Your objective: Write out the passage of the Auburn graduate's espionage article that starts at the words "AUBURN (AP) —" and ends after the words "Russian intelligence organizations.".

::: Page extract :::

News from the Tennessee Valley State, Local and National news
TUESDAY, FEBRUARY 20, 2007
HOME | NEWS | ARCHIVES | OBITUARIES | WEATHER

Auburn graduate's espionage tale earns Hollywood spotlight

AUBURN (AP) — Auburn University alumnus Eric O'Neill went from working with agents to needing one.

After graduating with a dual major in psychology and political science in 1995, O'Neill joined the FBI, where he was a key player in the 2001 capture of bureau mole Robert Hanssen, who was selling U.S. secrets to Soviet and Russian intelligence organizations.

His story can now be seen in theatres nationwide in the movie "Breach," which opened last weekend and stars Ryan Phillippe as O'Neill.

"People ask me what it's like and I tell them, 'get a movie made about yourself,' " O'Neill joked during a recent screening in Auburn. "It's the only way you can get an idea."

The then 22-year-old was considered too young to be hired as a special agent with the FBI, but he did get a spot with a special surveillance group known as the "G's," which is tasked with gathering information on suspected spies and terrorists in the U.S.

::: Information shown :::

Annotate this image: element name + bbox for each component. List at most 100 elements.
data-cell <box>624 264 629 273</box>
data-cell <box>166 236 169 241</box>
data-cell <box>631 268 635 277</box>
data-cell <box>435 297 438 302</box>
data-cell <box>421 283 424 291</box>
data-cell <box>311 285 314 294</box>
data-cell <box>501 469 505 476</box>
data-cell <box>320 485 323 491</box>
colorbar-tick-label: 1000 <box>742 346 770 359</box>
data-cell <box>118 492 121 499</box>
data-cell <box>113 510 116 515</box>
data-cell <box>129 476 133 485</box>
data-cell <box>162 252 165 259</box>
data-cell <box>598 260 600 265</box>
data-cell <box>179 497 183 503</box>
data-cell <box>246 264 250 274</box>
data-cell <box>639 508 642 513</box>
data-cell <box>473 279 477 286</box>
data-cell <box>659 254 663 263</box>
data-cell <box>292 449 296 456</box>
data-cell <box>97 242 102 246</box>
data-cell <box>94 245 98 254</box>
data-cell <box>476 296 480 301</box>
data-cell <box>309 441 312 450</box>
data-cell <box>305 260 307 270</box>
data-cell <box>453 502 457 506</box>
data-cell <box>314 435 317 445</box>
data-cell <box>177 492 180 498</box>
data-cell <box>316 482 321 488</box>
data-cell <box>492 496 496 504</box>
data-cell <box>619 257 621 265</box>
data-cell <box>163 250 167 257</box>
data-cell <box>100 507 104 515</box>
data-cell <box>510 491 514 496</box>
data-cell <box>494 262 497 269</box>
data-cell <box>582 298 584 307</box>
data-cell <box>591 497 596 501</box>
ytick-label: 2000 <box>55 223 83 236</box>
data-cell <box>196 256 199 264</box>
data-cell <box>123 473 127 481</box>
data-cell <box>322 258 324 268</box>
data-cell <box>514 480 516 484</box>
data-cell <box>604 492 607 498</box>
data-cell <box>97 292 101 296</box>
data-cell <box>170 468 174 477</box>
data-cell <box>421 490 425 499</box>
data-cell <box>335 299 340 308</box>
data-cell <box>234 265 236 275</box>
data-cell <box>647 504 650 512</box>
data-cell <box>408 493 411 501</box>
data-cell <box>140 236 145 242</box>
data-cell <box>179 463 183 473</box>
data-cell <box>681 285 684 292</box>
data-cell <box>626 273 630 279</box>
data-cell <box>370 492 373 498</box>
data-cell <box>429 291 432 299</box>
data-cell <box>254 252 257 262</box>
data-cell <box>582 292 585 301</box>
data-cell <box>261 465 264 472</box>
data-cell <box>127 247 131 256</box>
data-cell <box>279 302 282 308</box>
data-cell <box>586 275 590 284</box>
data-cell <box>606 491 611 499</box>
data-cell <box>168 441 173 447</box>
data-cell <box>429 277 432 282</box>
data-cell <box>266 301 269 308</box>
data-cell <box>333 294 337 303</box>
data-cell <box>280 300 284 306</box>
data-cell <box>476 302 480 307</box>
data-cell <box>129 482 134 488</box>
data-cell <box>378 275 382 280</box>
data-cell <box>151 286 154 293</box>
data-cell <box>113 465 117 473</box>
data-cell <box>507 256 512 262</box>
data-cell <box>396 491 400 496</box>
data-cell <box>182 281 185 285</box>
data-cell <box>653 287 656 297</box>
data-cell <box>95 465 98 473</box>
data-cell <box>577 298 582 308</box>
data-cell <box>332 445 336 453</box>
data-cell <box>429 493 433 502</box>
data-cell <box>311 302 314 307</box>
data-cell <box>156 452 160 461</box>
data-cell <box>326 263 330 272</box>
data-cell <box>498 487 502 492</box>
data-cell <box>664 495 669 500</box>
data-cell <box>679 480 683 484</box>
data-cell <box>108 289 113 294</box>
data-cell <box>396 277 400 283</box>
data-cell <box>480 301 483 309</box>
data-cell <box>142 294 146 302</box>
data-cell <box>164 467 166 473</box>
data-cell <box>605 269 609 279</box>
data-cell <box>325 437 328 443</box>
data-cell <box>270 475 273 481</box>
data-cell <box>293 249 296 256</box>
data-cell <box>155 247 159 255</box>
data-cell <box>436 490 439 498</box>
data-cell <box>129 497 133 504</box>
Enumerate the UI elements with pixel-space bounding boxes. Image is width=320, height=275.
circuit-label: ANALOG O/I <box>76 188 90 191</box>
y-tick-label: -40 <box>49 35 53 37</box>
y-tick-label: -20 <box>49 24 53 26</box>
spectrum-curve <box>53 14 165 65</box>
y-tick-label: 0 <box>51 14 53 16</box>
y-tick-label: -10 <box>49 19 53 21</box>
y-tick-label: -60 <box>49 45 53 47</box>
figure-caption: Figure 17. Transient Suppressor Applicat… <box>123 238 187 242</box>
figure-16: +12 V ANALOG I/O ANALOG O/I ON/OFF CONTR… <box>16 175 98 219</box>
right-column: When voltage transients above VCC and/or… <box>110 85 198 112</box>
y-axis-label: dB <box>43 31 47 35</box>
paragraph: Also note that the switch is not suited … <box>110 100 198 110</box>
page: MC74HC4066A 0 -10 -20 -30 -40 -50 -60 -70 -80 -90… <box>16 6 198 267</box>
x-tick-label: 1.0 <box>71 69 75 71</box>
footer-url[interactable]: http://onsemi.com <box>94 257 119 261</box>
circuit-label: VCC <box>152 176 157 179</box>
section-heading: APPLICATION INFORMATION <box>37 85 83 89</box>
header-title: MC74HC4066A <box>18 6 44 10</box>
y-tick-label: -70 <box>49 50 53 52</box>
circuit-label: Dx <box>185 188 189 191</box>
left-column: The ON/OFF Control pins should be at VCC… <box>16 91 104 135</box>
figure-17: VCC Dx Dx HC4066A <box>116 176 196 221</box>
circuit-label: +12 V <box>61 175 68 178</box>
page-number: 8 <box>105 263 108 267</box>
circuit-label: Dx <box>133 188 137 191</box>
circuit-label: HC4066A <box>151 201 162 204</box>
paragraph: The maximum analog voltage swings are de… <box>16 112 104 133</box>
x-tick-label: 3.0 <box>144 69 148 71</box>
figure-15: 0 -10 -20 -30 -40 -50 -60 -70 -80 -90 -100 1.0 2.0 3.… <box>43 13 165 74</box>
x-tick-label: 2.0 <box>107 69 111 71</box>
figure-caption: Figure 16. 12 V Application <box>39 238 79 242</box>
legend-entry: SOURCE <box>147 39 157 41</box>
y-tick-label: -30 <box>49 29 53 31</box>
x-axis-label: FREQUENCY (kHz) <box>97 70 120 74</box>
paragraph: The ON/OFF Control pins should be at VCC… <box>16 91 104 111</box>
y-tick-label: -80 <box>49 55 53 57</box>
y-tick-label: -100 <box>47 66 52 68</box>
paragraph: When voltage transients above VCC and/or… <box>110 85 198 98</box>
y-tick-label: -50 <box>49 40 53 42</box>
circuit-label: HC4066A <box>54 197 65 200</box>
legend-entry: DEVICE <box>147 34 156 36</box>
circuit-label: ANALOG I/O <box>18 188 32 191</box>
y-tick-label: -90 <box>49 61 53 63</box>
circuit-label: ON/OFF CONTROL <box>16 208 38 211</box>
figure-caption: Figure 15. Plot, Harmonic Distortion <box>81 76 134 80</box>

:::

Task answer:
AUBURN (AP) — Auburn University alumnus Eric O'Neill went from working with agents to needing one.

After graduating with a dual major in psychology and political science in 1995, O'Neill joined the FBI, where he was a key player in the 2001 capture of bureau mole Robert Hanssen, who was selling U.S. secrets to Soviet and Russian intelligence organizations.